# Extracted entries start
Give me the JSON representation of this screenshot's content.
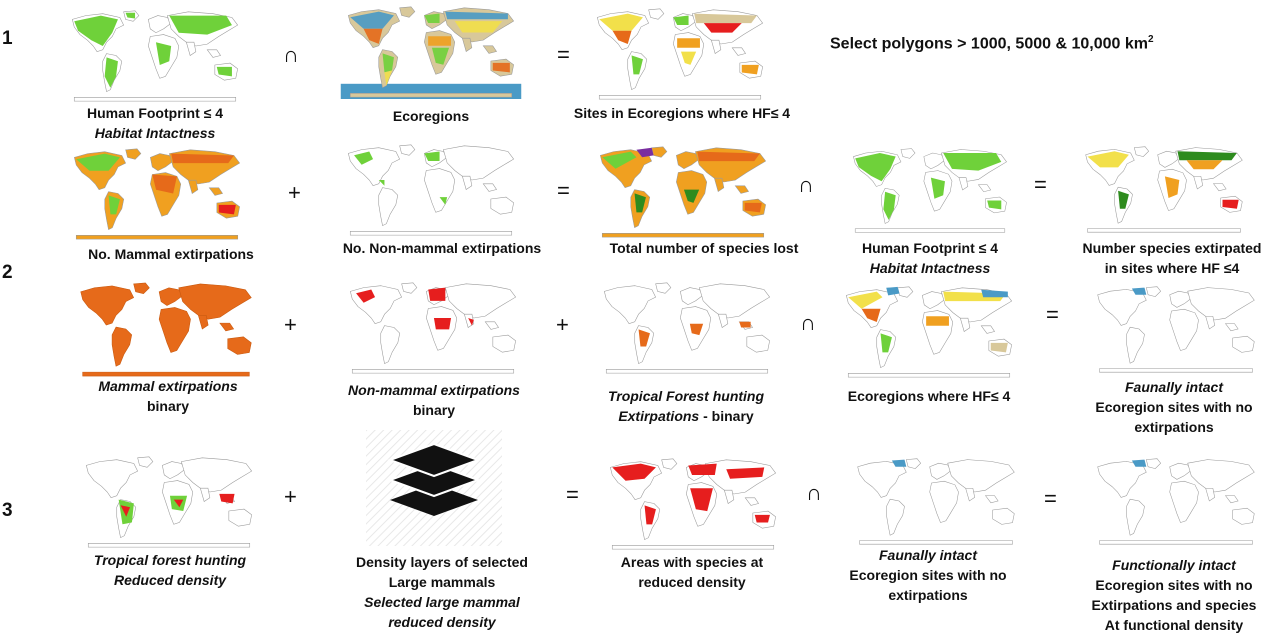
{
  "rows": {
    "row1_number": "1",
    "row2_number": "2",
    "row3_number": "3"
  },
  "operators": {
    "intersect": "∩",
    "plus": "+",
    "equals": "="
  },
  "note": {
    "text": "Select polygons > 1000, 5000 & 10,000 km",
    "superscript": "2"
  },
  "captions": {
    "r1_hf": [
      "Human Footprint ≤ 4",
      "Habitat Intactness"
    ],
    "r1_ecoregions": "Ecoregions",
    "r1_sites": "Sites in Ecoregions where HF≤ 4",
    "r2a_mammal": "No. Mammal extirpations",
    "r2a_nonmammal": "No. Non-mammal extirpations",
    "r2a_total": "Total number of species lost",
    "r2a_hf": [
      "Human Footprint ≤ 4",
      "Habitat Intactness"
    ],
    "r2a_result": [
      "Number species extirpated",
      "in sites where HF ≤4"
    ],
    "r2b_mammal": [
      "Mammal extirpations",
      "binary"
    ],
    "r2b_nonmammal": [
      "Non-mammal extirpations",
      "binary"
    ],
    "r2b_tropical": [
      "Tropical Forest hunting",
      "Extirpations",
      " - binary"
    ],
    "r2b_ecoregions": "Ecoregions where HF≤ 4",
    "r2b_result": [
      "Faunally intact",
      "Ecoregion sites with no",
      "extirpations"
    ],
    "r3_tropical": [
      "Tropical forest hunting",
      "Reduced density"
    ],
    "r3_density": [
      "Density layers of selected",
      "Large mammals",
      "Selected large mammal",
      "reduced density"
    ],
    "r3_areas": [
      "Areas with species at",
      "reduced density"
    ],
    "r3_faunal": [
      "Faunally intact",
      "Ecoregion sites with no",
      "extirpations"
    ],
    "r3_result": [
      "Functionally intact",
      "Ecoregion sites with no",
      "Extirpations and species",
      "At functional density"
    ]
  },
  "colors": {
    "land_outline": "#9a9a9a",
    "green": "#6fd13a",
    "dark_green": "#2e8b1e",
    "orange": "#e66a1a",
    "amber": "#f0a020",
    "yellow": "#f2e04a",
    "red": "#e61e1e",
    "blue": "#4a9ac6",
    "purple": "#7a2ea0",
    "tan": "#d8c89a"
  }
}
# Extracted entries end
# Extracted entries start
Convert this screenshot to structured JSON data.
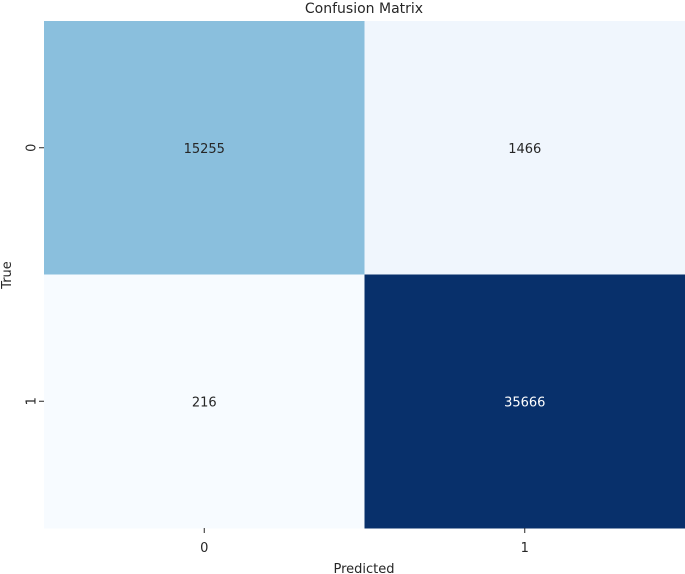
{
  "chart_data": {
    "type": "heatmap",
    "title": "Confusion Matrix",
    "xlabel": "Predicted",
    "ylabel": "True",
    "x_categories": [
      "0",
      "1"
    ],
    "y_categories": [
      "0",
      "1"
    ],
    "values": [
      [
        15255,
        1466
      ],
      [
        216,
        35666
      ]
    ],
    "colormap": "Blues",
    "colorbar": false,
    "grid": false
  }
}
# Extracted entries end
## Instruction
Find the word "JSON" and list each line it appears in.

## Result
Give me the JSON representation of this screenshot's content.
Convert this screenshot to structured JSON data.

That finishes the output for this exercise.